[start of SUPPLIED ENTRIES]

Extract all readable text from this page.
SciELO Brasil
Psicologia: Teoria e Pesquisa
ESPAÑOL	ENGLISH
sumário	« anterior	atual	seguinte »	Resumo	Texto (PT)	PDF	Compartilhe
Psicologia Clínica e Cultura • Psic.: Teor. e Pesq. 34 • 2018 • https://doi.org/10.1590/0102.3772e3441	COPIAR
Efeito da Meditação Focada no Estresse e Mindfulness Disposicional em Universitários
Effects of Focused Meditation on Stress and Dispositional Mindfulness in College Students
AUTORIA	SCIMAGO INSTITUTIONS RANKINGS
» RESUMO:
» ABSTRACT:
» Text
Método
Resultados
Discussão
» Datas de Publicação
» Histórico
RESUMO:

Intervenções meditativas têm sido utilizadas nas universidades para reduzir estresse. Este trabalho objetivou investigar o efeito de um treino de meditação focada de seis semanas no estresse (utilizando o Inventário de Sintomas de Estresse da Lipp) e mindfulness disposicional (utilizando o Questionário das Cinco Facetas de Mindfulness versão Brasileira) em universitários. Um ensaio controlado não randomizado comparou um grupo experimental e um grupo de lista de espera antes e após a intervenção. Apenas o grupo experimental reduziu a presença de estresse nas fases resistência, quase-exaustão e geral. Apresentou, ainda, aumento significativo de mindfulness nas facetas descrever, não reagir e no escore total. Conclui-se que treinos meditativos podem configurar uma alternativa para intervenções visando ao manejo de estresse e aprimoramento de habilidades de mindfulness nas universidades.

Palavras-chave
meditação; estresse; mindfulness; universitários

[end of SUPPLIED ENTRIES]

PROBLEM TO SOLVE: Extract all of the material exactly as it is written.

SOLVED EXERCISE:
Extract all readable text from this page.
SciELO Brasil
Psicologia: Teoria e Pesquisa
ESPAÑOL	ENGLISH
sumário	« anterior	atual	seguinte »	Resumo	Texto (PT)	PDF	Compartilhe
Psicologia Clínica e Cultura • Psic.: Teor. e Pesq. 34 • 2018 • https://doi.org/10.1590/0102.3772e3441	COPIAR
Efeito da Meditação Focada no Estresse e Mindfulness Disposicional em Universitários
Effects of Focused Meditation on Stress and Dispositional Mindfulness in College Students
AUTORIA	SCIMAGO INSTITUTIONS RANKINGS
» RESUMO:
» ABSTRACT:
» Text
Método
Resultados
Discussão
» Datas de Publicação
» Histórico
RESUMO:

Intervenções meditativas têm sido utilizadas nas universidades para reduzir estresse. Este trabalho objetivou investigar o efeito de um treino de meditação focada de seis semanas no estresse (utilizando o Inventário de Sintomas de Estresse da Lipp) e mindfulness disposicional (utilizando o Questionário das Cinco Facetas de Mindfulness versão Brasileira) em universitários. Um ensaio controlado não randomizado comparou um grupo experimental e um grupo de lista de espera antes e após a intervenção. Apenas o grupo experimental reduziu a presença de estresse nas fases resistência, quase-exaustão e geral. Apresentou, ainda, aumento significativo de mindfulness nas facetas descrever, não reagir e no escore total. Conclui-se que treinos meditativos podem configurar uma alternativa para intervenções visando ao manejo de estresse e aprimoramento de habilidades de mindfulness nas universidades.

Palavras-chave
meditação; estresse; mindfulness; universitários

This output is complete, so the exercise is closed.